- TASK TO CARRY OUT
The required output is a single number: how many lines of the material contain the string "month".

- EXERCISE DATA
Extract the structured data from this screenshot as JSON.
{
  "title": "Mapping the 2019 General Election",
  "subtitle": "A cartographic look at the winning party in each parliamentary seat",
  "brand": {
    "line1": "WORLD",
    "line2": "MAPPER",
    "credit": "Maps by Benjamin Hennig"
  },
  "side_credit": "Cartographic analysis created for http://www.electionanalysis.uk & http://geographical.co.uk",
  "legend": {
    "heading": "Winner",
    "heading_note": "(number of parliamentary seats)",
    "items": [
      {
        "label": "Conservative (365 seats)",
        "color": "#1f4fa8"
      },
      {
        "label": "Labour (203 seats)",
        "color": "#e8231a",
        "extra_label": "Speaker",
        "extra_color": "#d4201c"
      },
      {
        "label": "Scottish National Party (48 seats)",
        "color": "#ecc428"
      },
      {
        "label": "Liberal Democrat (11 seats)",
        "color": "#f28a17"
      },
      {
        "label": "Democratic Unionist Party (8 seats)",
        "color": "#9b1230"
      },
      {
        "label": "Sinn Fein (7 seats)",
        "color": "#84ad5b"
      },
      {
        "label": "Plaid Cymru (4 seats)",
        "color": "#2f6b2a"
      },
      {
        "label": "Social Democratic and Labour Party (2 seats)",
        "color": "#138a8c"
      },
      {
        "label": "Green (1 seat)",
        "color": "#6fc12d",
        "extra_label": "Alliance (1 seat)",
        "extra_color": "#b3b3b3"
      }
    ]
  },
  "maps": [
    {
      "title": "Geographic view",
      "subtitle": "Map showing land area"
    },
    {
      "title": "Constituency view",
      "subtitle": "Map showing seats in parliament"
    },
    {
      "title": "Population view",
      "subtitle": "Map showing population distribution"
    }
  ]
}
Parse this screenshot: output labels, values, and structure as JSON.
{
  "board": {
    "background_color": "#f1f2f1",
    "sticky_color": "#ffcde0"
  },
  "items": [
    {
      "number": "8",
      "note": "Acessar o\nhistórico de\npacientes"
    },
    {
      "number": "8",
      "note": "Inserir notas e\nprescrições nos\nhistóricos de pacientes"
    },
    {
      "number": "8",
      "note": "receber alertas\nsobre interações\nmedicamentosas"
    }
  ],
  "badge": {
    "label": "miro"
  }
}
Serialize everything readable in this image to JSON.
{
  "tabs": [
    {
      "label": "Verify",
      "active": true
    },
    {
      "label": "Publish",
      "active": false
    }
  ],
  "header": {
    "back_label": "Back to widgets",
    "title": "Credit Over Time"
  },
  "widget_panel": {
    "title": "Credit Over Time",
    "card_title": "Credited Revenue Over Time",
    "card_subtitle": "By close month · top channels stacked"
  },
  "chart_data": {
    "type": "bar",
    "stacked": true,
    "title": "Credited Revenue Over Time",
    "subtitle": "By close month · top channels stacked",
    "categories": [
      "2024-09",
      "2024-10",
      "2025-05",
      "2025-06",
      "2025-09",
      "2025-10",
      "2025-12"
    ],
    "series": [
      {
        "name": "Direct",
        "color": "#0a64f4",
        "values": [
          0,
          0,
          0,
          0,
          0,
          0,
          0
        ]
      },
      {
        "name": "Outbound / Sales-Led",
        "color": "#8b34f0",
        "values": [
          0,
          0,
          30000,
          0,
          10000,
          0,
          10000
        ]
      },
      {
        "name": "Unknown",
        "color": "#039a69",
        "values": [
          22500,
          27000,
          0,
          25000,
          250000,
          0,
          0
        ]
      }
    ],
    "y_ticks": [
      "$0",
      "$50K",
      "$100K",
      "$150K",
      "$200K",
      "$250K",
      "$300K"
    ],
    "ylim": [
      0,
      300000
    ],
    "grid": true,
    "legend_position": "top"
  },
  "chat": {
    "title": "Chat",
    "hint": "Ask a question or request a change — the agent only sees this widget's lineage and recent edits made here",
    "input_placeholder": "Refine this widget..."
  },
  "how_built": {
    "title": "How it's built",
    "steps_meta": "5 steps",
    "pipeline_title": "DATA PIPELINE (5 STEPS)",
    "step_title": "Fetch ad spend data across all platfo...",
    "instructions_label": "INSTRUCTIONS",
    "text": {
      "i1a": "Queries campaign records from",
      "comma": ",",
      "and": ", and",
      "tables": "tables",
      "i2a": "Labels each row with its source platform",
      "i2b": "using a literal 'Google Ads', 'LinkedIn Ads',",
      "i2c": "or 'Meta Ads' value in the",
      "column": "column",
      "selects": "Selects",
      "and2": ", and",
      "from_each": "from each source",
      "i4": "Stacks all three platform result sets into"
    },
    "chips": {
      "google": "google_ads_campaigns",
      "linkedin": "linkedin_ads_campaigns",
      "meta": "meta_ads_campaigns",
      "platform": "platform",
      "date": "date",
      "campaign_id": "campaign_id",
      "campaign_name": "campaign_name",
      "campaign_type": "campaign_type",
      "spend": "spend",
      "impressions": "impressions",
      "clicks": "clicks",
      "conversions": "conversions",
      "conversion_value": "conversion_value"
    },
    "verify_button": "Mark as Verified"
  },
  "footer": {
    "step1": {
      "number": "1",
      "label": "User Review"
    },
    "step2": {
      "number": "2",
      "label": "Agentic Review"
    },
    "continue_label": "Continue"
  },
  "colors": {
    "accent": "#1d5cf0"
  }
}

- TASK OUTPUT
2